:: Input for this task

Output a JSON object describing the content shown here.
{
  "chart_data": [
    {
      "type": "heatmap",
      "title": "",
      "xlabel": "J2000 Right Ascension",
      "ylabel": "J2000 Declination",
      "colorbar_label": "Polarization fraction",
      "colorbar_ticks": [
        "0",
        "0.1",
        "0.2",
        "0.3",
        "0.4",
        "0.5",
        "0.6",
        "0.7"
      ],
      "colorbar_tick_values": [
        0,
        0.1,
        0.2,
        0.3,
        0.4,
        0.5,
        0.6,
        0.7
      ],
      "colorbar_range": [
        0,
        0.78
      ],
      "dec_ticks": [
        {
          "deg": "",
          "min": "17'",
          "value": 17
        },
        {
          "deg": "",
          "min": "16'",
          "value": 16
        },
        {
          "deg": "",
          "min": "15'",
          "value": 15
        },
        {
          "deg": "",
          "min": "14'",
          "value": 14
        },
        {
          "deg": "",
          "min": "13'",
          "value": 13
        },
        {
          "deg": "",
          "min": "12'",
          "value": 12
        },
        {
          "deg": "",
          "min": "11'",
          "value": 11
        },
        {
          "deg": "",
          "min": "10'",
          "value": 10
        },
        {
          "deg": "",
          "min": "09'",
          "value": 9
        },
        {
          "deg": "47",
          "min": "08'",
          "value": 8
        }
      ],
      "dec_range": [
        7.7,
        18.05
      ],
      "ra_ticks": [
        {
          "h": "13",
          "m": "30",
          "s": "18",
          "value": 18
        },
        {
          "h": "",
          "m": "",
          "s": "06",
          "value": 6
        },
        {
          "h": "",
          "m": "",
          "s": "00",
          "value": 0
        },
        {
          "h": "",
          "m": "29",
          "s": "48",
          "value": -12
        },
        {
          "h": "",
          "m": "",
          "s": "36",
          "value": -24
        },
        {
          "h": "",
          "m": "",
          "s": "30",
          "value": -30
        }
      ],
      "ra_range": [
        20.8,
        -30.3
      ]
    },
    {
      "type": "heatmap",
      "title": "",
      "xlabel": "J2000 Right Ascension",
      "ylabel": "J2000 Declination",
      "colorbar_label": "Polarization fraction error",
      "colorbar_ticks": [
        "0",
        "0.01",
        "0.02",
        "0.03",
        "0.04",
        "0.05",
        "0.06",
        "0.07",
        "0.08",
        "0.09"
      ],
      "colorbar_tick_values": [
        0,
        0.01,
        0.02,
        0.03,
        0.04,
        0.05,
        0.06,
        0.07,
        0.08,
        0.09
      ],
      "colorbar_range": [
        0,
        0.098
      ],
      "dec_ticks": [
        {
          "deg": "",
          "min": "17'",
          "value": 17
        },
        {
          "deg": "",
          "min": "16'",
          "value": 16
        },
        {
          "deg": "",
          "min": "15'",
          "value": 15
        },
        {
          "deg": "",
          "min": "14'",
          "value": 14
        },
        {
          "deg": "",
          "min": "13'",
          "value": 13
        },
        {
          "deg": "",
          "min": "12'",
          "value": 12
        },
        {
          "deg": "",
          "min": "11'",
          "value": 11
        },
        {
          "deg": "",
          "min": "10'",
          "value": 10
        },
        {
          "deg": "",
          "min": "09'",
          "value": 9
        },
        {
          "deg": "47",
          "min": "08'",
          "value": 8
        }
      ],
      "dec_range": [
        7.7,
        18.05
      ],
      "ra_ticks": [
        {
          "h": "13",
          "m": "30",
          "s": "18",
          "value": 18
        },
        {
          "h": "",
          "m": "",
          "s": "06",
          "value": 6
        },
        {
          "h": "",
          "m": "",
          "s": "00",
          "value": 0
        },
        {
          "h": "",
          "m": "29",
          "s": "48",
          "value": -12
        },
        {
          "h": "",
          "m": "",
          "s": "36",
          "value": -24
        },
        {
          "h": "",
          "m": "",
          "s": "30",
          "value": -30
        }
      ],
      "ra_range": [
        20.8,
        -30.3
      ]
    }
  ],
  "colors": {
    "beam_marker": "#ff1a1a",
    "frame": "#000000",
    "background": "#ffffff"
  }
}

::::

Written exercise: Send back all of the entries exactly, with nothing missing.

Result of the exercise:
Output a JSON object describing the content shown here.
{
  "chart_data": [
    {
      "type": "heatmap",
      "title": "",
      "xlabel": "J2000 Right Ascension",
      "ylabel": "J2000 Declination",
      "colorbar_label": "Polarization fraction",
      "colorbar_ticks": [
        "0",
        "0.1",
        "0.2",
        "0.3",
        "0.4",
        "0.5",
        "0.6",
        "0.7"
      ],
      "colorbar_tick_values": [
        0,
        0.1,
        0.2,
        0.3,
        0.4,
        0.5,
        0.6,
        0.7
      ],
      "colorbar_range": [
        0,
        0.78
      ],
      "dec_ticks": [
        {
          "deg": "",
          "min": "17'",
          "value": 17
        },
        {
          "deg": "",
          "min": "16'",
          "value": 16
        },
        {
          "deg": "",
          "min": "15'",
          "value": 15
        },
        {
          "deg": "",
          "min": "14'",
          "value": 14
        },
        {
          "deg": "",
          "min": "13'",
          "value": 13
        },
        {
          "deg": "",
          "min": "12'",
          "value": 12
        },
        {
          "deg": "",
          "min": "11'",
          "value": 11
        },
        {
          "deg": "",
          "min": "10'",
          "value": 10
        },
        {
          "deg": "",
          "min": "09'",
          "value": 9
        },
        {
          "deg": "47",
          "min": "08'",
          "value": 8
        }
      ],
      "dec_range": [
        7.7,
        18.05
      ],
      "ra_ticks": [
        {
          "h": "13",
          "m": "30",
          "s": "18",
          "value": 18
        },
        {
          "h": "",
          "m": "",
          "s": "06",
          "value": 6
        },
        {
          "h": "",
          "m": "",
          "s": "00",
          "value": 0
        },
        {
          "h": "",
          "m": "29",
          "s": "48",
          "value": -12
        },
        {
          "h": "",
          "m": "",
          "s": "36",
          "value": -24
        },
        {
          "h": "",
          "m": "",
          "s": "30",
          "value": -30
        }
      ],
      "ra_range": [
        20.8,
        -30.3
      ]
    },
    {
      "type": "heatmap",
      "title": "",
      "xlabel": "J2000 Right Ascension",
      "ylabel": "J2000 Declination",
      "colorbar_label": "Polarization fraction error",
      "colorbar_ticks": [
        "0",
        "0.01",
        "0.02",
        "0.03",
        "0.04",
        "0.05",
        "0.06",
        "0.07",
        "0.08",
        "0.09"
      ],
      "colorbar_tick_values": [
        0,
        0.01,
        0.02,
        0.03,
        0.04,
        0.05,
        0.06,
        0.07,
        0.08,
        0.09
      ],
      "colorbar_range": [
        0,
        0.098
      ],
      "dec_ticks": [
        {
          "deg": "",
          "min": "17'",
          "value": 17
        },
        {
          "deg": "",
          "min": "16'",
          "value": 16
        },
        {
          "deg": "",
          "min": "15'",
          "value": 15
        },
        {
          "deg": "",
          "min": "14'",
          "value": 14
        },
        {
          "deg": "",
          "min": "13'",
          "value": 13
        },
        {
          "deg": "",
          "min": "12'",
          "value": 12
        },
        {
          "deg": "",
          "min": "11'",
          "value": 11
        },
        {
          "deg": "",
          "min": "10'",
          "value": 10
        },
        {
          "deg": "",
          "min": "09'",
          "value": 9
        },
        {
          "deg": "47",
          "min": "08'",
          "value": 8
        }
      ],
      "dec_range": [
        7.7,
        18.05
      ],
      "ra_ticks": [
        {
          "h": "13",
          "m": "30",
          "s": "18",
          "value": 18
        },
        {
          "h": "",
          "m": "",
          "s": "06",
          "value": 6
        },
        {
          "h": "",
          "m": "",
          "s": "00",
          "value": 0
        },
        {
          "h": "",
          "m": "29",
          "s": "48",
          "value": -12
        },
        {
          "h": "",
          "m": "",
          "s": "36",
          "value": -24
        },
        {
          "h": "",
          "m": "",
          "s": "30",
          "value": -30
        }
      ],
      "ra_range": [
        20.8,
        -30.3
      ]
    }
  ],
  "colors": {
    "beam_marker": "#ff1a1a",
    "frame": "#000000",
    "background": "#ffffff"
  }
}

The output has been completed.